* What to do
Copy out each line below that has the word "мочевого" in it.

* Input rows
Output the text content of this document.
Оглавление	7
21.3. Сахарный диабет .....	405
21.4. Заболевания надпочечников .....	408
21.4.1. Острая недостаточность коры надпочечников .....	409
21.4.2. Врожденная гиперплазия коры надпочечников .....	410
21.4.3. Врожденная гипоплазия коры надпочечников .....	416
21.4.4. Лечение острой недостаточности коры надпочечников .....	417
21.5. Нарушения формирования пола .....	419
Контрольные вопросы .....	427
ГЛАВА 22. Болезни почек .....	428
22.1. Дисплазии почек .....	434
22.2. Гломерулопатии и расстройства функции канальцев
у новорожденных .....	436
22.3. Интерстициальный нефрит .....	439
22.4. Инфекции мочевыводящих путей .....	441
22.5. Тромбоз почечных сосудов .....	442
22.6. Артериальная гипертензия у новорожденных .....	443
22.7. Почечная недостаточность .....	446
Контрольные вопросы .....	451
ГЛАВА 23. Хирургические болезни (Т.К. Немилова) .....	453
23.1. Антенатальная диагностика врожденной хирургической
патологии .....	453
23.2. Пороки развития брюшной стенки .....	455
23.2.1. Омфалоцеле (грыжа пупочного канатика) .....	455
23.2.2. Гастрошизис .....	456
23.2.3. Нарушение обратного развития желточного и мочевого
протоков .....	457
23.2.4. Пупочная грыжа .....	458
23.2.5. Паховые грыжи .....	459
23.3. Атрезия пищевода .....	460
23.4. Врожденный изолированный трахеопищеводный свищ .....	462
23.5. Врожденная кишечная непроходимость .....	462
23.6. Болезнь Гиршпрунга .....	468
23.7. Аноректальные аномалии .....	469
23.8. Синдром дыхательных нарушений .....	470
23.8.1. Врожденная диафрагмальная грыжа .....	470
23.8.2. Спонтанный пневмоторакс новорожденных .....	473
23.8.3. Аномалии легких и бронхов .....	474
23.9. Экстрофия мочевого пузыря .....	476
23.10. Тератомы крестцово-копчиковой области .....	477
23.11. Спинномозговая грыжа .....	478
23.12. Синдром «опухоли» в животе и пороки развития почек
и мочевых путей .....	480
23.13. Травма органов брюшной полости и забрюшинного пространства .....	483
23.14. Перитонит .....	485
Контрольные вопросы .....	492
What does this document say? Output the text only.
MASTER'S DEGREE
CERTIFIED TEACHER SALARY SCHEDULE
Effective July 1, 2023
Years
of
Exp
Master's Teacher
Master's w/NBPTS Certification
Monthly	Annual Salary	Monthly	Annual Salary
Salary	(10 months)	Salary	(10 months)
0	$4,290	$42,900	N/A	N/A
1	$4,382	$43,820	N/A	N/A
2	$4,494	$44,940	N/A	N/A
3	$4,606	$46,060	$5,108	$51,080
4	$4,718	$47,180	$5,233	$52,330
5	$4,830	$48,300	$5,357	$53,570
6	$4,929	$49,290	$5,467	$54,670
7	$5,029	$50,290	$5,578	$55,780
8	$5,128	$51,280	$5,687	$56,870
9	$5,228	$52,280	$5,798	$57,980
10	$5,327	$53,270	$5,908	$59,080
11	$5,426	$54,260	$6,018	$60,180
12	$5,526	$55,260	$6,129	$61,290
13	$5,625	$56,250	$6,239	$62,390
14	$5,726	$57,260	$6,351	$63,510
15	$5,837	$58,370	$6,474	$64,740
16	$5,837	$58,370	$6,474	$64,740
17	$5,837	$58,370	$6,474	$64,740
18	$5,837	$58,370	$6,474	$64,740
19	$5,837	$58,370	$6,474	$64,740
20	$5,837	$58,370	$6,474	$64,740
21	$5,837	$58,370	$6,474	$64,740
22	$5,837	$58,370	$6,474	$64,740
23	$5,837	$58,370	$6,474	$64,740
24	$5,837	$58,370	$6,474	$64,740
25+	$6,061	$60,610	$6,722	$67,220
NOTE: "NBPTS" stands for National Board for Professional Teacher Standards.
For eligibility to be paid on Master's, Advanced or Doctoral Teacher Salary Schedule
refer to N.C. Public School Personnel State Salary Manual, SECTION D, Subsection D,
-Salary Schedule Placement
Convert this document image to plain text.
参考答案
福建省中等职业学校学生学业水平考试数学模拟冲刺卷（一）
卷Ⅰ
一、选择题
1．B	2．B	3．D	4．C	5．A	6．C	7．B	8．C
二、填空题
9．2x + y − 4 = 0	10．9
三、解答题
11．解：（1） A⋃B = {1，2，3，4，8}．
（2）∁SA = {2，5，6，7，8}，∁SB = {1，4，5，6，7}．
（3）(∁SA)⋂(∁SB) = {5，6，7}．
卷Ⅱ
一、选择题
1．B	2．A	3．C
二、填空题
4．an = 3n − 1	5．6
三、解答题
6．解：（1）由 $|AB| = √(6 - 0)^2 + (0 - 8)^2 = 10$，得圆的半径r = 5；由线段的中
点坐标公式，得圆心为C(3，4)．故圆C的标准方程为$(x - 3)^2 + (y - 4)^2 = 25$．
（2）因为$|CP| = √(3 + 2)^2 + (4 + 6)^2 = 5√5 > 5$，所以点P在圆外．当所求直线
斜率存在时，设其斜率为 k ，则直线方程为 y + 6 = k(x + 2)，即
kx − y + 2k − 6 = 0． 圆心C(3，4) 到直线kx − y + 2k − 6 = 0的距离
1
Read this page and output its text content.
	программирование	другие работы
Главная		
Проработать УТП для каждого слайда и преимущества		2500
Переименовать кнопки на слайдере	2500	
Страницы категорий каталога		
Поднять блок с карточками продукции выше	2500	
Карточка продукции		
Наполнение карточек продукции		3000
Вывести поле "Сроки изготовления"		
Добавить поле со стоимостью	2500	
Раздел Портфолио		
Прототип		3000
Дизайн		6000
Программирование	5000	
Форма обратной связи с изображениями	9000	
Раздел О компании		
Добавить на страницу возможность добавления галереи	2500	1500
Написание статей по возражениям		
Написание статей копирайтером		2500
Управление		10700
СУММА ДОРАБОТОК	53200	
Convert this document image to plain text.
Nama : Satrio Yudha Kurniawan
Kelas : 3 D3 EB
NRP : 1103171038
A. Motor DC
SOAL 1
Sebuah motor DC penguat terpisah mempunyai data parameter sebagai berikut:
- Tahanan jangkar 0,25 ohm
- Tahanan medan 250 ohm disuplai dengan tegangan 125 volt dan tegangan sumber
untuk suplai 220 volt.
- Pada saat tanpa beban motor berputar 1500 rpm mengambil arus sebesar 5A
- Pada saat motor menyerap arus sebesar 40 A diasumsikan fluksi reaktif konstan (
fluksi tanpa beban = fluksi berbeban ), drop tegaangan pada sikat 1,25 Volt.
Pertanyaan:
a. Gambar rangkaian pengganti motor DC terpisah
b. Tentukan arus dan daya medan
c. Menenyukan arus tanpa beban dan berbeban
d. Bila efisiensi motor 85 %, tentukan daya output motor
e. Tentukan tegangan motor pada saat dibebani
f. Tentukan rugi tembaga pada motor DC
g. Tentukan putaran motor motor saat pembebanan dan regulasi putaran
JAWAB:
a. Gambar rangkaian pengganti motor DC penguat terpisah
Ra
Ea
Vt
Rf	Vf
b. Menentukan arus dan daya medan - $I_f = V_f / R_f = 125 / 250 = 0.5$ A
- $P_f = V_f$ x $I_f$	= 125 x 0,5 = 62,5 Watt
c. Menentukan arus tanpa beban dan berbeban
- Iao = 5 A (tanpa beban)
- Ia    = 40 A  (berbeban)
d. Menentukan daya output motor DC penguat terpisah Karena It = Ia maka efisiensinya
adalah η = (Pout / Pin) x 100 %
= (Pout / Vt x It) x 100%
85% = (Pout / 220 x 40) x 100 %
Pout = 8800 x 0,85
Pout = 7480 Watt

* Written solution
23.2.3. Нарушение обратного развития желточного и мочевого
23.9. Экстрофия мочевого пузыря .....	476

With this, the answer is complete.